(Saved entries)

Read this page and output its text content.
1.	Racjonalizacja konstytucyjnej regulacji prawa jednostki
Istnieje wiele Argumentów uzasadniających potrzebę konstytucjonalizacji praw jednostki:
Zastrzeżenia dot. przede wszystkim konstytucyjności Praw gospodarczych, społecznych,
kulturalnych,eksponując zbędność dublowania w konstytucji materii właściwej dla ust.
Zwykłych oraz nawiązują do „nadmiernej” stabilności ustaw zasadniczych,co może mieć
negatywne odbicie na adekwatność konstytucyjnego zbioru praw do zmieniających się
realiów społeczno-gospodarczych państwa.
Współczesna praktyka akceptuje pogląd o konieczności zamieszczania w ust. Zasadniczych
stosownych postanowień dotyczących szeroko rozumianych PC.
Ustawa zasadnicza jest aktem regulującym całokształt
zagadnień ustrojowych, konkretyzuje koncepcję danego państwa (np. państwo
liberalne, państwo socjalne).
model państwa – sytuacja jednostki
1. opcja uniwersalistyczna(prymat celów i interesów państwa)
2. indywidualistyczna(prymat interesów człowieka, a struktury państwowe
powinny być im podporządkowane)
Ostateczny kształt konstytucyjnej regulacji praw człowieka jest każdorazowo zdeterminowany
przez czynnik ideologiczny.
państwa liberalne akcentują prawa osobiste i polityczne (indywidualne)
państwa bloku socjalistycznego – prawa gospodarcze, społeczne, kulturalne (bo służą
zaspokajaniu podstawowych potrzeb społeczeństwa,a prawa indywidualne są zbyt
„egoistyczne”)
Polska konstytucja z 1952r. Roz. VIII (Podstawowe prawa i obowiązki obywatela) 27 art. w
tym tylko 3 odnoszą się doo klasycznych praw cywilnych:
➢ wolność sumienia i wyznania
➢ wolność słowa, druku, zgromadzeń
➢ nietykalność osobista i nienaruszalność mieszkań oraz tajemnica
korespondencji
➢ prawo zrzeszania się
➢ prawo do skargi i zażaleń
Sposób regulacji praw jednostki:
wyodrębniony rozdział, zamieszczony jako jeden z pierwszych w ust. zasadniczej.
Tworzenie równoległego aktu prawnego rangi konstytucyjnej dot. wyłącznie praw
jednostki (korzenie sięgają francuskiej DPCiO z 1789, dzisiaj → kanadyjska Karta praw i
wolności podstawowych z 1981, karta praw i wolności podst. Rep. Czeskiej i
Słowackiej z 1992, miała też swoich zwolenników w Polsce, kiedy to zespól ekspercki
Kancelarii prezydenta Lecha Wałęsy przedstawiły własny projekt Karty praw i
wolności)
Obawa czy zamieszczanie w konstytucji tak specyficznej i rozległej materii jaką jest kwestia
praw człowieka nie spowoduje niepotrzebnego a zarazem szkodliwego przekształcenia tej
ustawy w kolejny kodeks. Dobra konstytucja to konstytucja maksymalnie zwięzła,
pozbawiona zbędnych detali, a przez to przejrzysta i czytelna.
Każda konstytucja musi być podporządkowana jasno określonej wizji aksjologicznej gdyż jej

§ Objective
Within the listing above, work out how many lines contain the string "liberalne", and reply with that number only.

§ Response to the task
2